AIM
Repeat every record below exactly, leaving out the pictures.
## begin SUPPLIED INFORMATION
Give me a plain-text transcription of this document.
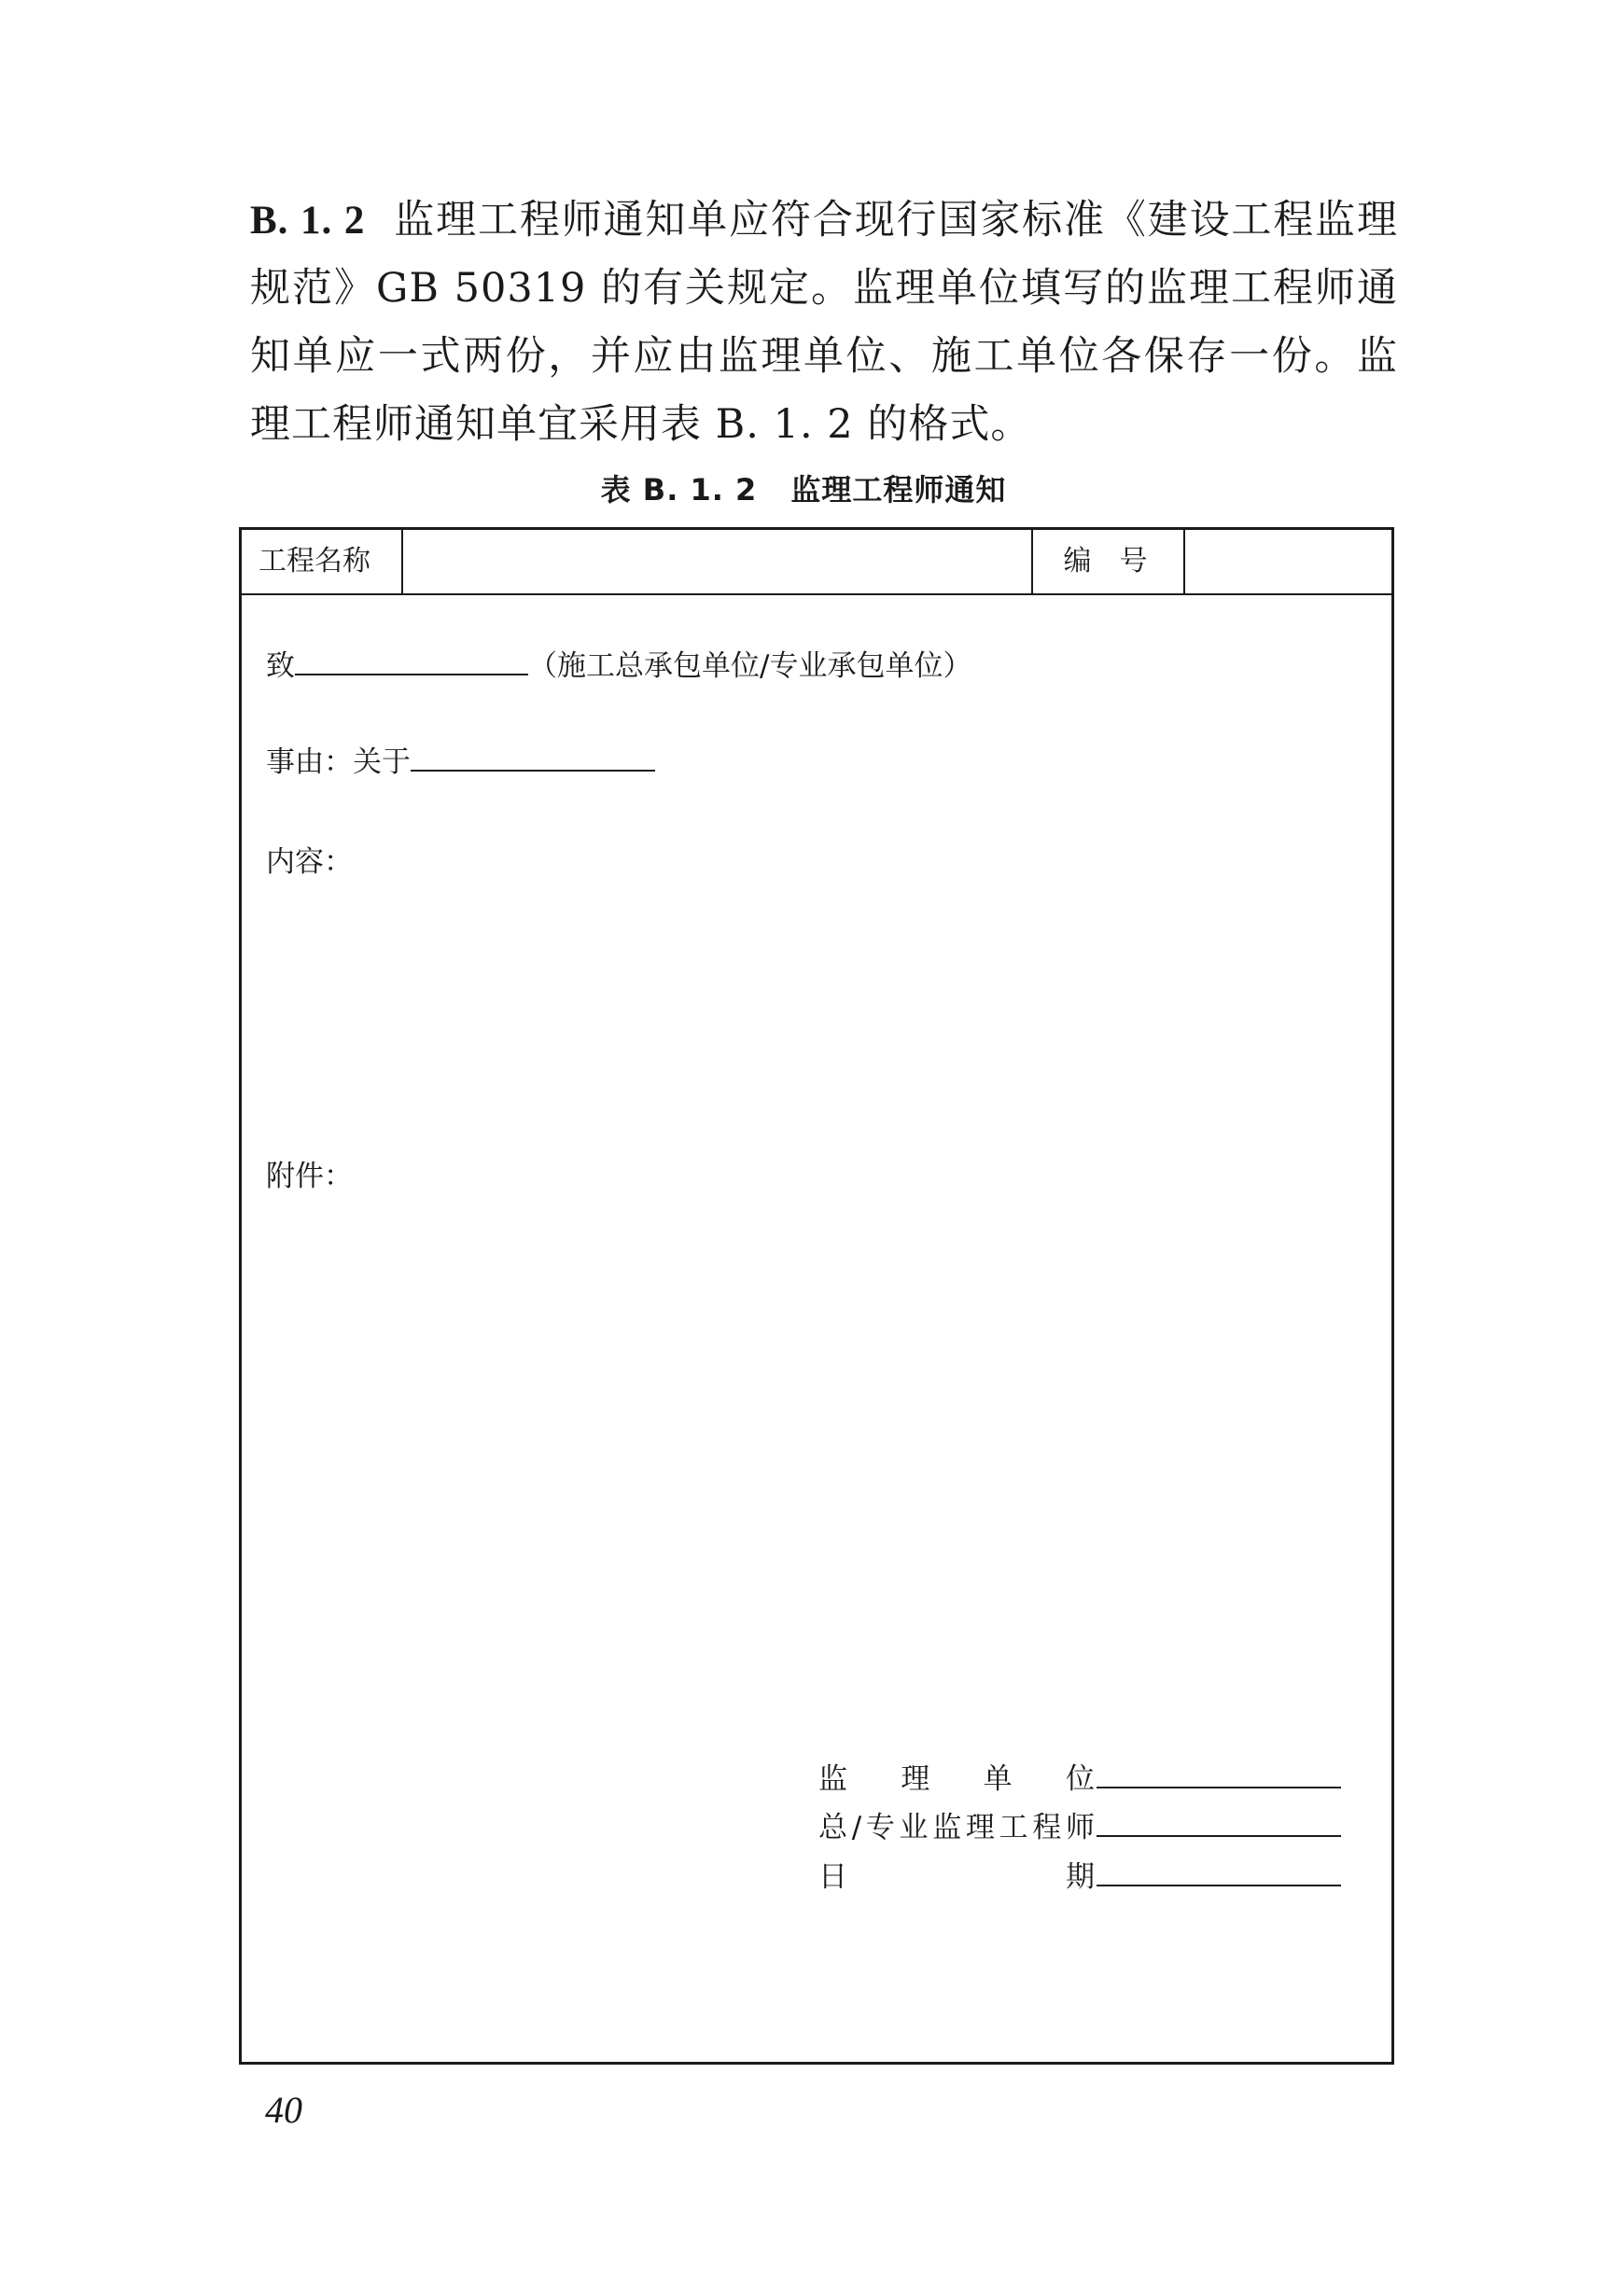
B. 1. 2 监理工程师通知单应符合现行国家标准《建设工程监理规范》GB 50319 的有关规定。监理单位填写的监理工程师通知单应一式两份，并应由监理单位、施工单位各保存一份。监理工程师通知单宜采用表 B. 1. 2 的格式。
表 B. 1. 2 监理工程师通知
工程名称	编号
致	（施工总承包单位/专业承包单位）
事由：关于
内容：
附件：
监理单位
总/专业监理工程师
日期
40
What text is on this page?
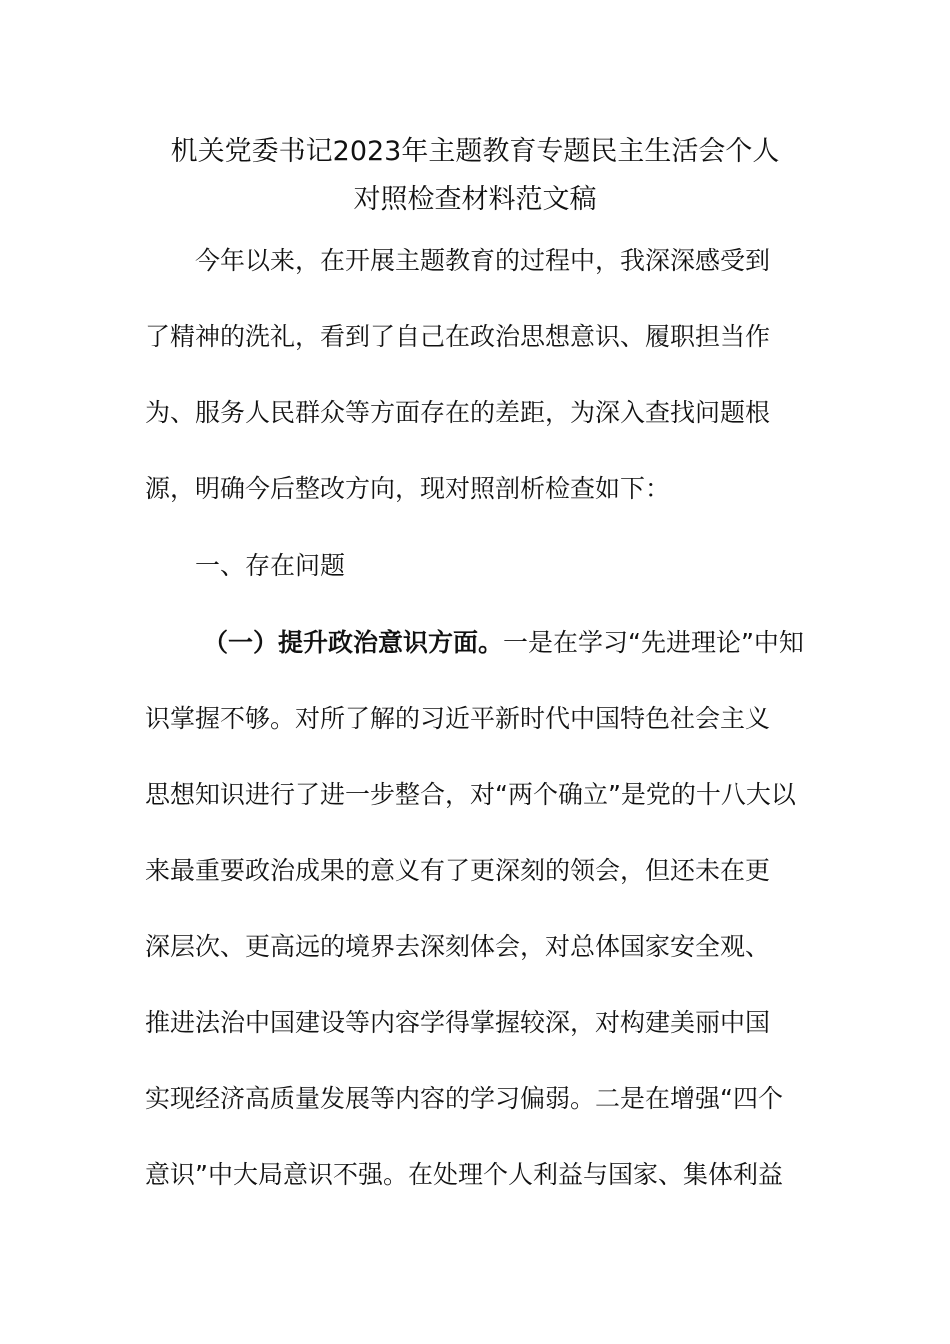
机关党委书记2023年主题教育专题民主生活会个人
对照检查材料范文稿
今年以来，在开展主题教育的过程中，我深深感受到
了精神的洗礼，看到了自己在政治思想意识、履职担当作
为、服务人民群众等方面存在的差距，为深入查找问题根
源，明确今后整改方向，现对照剖析检查如下：
一、存在问题
（一）提升政治意识方面。一是在学习“先进理论”中知
识掌握不够。对所了解的习近平新时代中国特色社会主义
思想知识进行了进一步整合，对“两个确立”是党的十八大以
来最重要政治成果的意义有了更深刻的领会，但还未在更
深层次、更高远的境界去深刻体会，对总体国家安全观、
推进法治中国建设等内容学得掌握较深，对构建美丽中国
实现经济高质量发展等内容的学习偏弱。二是在增强“四个
意识”中大局意识不强。在处理个人利益与国家、集体利益
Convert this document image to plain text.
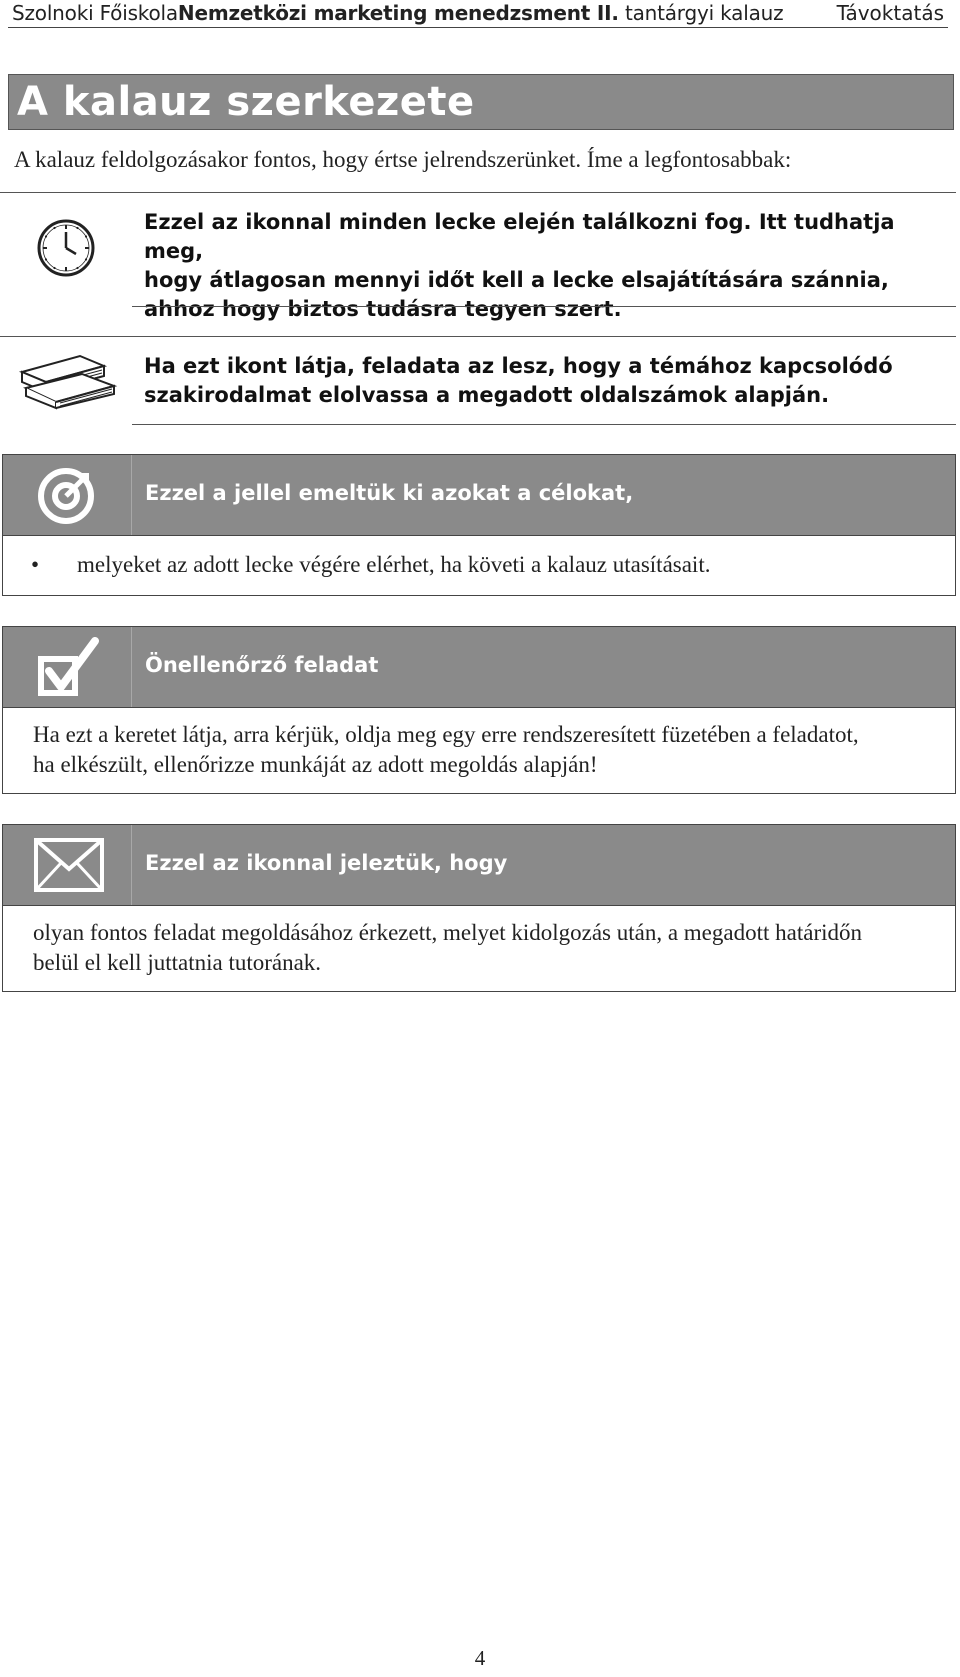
Szolnoki FőiskolaNemzetközi marketing menedzsment II. tantárgyi kalauz	Távoktatás
A kalauz szerkezete
A kalauz feldolgozásakor fontos, hogy értse jelrendszerünket. Íme a legfontosabbak:
Ezzel az ikonnal minden lecke elején találkozni fog. Itt tudhatja meg,
hogy átlagosan mennyi időt kell a lecke elsajátítására szánnia,
ahhoz hogy biztos tudásra tegyen szert.
Ha ezt ikont látja, feladata az lesz, hogy a témához kapcsolódó
szakirodalmat elolvassa a megadott oldalszámok alapján.
Ezzel a jellel emeltük ki azokat a célokat,
• melyeket az adott lecke végére elérhet, ha követi a kalauz utasításait.
Önellenőrző feladat
Ha ezt a keretet látja, arra kérjük, oldja meg egy erre rendszeresített füzetében a feladatot,
ha elkészült, ellenőrizze munkáját az adott megoldás alapján!
Ezzel az ikonnal jeleztük, hogy
olyan fontos feladat megoldásához érkezett, melyet kidolgozás után, a megadott határidőn
belül el kell juttatnia tutorának.
4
## end SUPPLIED INFORMATION
EXPECTED OUTPUT
Give me a plain-text transcription of this document.
B. 1. 2 监理工程师通知单应符合现行国家标准《建设工程监理规范》GB 50319 的有关规定。监理单位填写的监理工程师通知单应一式两份，并应由监理单位、施工单位各保存一份。监理工程师通知单宜采用表 B. 1. 2 的格式。
表 B. 1. 2 监理工程师通知
工程名称	编号
致	（施工总承包单位/专业承包单位）
事由：关于
内容：
附件：
监理单位
总/专业监理工程师
日期
40
What text is on this page?
机关党委书记2023年主题教育专题民主生活会个人
对照检查材料范文稿
今年以来，在开展主题教育的过程中，我深深感受到
了精神的洗礼，看到了自己在政治思想意识、履职担当作
为、服务人民群众等方面存在的差距，为深入查找问题根
源，明确今后整改方向，现对照剖析检查如下：
一、存在问题
（一）提升政治意识方面。一是在学习“先进理论”中知
识掌握不够。对所了解的习近平新时代中国特色社会主义
思想知识进行了进一步整合，对“两个确立”是党的十八大以
来最重要政治成果的意义有了更深刻的领会，但还未在更
深层次、更高远的境界去深刻体会，对总体国家安全观、
推进法治中国建设等内容学得掌握较深，对构建美丽中国
实现经济高质量发展等内容的学习偏弱。二是在增强“四个
意识”中大局意识不强。在处理个人利益与国家、集体利益
Convert this document image to plain text.
Szolnoki FőiskolaNemzetközi marketing menedzsment II. tantárgyi kalauz	Távoktatás
A kalauz szerkezete
A kalauz feldolgozásakor fontos, hogy értse jelrendszerünket. Íme a legfontosabbak:
Ezzel az ikonnal minden lecke elején találkozni fog. Itt tudhatja meg,
hogy átlagosan mennyi időt kell a lecke elsajátítására szánnia,
ahhoz hogy biztos tudásra tegyen szert.
Ha ezt ikont látja, feladata az lesz, hogy a témához kapcsolódó
szakirodalmat elolvassa a megadott oldalszámok alapján.
Ezzel a jellel emeltük ki azokat a célokat,
• melyeket az adott lecke végére elérhet, ha követi a kalauz utasításait.
Önellenőrző feladat
Ha ezt a keretet látja, arra kérjük, oldja meg egy erre rendszeresített füzetében a feladatot,
ha elkészült, ellenőrizze munkáját az adott megoldás alapján!
Ezzel az ikonnal jeleztük, hogy
olyan fontos feladat megoldásához érkezett, melyet kidolgozás után, a megadott határidőn
belül el kell juttatnia tutorának.
4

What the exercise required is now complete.